• **Task requirements**:
Give only the number of lines in the data that contain the word "Recliner".

• **Material shown**:
——————————
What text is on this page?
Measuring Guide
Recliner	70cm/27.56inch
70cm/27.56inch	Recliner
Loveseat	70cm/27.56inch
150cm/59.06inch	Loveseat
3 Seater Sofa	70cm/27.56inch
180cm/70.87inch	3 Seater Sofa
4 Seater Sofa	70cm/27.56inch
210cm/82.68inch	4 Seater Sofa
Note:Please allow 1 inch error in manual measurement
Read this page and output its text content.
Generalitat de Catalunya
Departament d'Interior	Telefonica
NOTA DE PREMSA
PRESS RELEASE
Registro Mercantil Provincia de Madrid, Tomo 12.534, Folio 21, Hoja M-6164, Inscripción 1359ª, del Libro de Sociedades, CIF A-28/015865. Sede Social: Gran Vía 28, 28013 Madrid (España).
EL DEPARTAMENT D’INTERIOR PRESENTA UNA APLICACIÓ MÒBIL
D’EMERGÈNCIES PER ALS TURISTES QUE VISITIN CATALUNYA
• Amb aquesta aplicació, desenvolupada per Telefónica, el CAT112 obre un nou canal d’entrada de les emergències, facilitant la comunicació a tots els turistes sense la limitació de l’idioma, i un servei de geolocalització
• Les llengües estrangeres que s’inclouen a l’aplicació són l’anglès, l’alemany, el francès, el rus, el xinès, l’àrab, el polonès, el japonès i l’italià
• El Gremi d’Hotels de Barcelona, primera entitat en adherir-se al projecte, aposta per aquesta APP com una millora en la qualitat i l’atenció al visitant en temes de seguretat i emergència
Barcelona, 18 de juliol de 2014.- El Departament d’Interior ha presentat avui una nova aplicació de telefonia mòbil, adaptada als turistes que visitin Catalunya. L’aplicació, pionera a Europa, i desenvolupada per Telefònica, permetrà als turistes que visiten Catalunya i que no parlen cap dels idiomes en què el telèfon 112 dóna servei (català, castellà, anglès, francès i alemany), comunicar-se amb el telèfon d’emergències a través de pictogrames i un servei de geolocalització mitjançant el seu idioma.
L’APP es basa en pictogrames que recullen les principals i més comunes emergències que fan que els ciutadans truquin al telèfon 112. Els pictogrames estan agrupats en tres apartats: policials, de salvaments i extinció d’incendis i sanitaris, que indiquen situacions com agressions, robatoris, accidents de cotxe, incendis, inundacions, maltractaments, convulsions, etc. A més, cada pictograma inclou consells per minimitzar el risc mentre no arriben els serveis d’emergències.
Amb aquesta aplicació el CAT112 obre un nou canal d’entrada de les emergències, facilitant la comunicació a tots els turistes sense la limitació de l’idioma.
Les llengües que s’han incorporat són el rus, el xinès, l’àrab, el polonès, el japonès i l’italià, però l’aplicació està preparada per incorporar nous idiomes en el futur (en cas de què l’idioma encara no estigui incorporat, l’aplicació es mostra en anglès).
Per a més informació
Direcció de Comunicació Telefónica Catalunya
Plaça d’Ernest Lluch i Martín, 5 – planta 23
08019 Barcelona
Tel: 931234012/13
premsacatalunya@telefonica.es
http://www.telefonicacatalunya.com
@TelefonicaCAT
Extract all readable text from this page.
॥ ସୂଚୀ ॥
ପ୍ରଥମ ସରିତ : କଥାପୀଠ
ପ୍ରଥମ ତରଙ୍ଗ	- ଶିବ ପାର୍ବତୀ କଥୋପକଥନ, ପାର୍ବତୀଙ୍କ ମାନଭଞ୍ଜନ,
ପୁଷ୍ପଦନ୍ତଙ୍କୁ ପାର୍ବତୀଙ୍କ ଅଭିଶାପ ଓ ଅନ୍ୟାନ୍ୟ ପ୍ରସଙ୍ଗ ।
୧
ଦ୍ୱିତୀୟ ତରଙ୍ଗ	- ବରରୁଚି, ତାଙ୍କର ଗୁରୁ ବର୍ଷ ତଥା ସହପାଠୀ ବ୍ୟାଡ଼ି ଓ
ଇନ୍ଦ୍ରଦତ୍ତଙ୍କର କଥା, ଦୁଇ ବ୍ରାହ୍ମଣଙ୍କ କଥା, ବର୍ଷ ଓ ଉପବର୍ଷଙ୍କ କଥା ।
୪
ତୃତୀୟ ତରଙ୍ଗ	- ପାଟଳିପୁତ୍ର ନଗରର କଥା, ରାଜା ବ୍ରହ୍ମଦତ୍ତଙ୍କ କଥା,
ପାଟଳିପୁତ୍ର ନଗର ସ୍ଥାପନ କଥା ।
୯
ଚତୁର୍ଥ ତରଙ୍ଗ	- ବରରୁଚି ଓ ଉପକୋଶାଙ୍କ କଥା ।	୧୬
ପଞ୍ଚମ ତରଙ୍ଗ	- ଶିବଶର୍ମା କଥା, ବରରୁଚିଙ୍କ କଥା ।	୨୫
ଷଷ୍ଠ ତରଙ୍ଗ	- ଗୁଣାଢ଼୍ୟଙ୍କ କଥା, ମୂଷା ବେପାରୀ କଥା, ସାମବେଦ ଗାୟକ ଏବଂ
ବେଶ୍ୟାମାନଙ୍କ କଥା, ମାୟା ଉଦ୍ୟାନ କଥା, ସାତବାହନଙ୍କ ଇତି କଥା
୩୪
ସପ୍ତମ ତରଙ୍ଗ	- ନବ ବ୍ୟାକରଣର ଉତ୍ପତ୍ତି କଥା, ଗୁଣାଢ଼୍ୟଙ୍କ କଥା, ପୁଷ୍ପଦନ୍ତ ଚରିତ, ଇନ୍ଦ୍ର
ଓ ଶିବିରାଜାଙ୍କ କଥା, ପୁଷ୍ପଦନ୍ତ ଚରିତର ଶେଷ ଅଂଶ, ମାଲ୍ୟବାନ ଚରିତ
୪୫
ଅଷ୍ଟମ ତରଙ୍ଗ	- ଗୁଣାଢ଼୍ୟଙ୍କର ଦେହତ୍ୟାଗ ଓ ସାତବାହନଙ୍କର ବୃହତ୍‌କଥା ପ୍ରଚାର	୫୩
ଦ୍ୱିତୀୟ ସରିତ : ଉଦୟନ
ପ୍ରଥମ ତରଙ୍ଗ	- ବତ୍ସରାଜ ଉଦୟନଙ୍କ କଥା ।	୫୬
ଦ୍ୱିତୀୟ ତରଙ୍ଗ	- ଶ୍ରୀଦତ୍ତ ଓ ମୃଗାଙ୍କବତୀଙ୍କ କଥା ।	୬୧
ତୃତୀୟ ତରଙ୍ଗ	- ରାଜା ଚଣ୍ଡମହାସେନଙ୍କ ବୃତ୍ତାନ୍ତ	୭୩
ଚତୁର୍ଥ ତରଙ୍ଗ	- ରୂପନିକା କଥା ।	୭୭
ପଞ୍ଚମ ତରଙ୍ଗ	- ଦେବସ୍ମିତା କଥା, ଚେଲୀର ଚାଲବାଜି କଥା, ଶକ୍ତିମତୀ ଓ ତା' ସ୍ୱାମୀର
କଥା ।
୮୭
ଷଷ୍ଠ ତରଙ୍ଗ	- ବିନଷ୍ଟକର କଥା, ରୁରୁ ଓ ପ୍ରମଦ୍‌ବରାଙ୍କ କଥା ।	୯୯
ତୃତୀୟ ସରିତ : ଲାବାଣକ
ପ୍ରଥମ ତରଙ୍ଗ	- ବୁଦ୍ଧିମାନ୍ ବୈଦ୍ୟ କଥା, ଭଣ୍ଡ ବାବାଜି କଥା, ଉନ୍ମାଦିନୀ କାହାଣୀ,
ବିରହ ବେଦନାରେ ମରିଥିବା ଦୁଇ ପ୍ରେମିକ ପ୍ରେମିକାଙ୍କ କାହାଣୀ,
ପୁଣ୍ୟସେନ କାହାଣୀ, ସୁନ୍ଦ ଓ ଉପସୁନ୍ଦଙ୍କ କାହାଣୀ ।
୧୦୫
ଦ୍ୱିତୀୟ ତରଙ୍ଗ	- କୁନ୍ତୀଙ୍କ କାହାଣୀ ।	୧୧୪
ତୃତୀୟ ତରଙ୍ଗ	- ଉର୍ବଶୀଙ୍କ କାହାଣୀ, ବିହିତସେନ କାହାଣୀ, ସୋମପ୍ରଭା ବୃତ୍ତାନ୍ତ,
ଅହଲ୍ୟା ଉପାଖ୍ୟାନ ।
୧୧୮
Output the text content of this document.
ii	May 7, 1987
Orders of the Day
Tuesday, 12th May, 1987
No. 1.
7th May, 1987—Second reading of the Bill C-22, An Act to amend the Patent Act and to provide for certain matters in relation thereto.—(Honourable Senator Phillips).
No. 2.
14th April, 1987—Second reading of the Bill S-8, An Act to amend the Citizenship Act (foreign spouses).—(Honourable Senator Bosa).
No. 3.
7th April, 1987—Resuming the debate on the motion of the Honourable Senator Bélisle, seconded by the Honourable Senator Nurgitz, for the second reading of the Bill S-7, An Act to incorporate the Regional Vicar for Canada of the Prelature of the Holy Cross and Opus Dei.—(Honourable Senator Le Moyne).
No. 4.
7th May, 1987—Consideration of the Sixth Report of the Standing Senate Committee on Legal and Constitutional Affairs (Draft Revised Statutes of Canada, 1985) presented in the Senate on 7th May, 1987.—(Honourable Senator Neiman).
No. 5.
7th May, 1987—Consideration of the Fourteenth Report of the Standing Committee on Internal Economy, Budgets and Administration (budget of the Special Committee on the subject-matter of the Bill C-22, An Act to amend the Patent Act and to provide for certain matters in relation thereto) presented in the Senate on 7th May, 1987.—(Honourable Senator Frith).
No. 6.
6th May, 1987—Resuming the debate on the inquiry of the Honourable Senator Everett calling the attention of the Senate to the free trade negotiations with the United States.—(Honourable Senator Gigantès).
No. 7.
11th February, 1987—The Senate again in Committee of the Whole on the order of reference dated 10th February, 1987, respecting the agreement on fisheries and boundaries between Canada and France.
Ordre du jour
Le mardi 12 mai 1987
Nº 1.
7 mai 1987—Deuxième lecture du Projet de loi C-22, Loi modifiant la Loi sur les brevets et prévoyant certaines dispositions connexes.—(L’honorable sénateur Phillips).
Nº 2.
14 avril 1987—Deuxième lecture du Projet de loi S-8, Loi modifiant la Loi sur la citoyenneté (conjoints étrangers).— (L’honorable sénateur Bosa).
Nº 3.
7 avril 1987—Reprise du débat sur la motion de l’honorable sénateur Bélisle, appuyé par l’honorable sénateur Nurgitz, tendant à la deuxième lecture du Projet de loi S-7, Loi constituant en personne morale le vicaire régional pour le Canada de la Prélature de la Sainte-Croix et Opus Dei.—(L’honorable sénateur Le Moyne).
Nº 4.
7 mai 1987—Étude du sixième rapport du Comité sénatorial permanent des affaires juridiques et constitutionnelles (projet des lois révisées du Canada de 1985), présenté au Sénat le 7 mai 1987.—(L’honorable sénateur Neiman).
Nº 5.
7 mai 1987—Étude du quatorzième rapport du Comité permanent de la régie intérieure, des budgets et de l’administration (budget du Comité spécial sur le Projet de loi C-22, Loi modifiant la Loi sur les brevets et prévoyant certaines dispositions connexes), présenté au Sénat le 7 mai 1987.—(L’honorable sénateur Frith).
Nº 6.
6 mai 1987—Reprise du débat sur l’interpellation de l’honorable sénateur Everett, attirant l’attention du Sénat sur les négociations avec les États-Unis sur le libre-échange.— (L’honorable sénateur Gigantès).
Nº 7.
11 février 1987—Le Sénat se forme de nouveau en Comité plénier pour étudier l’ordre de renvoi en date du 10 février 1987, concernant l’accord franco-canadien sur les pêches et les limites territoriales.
——————————
• **Result of this exercise**:
2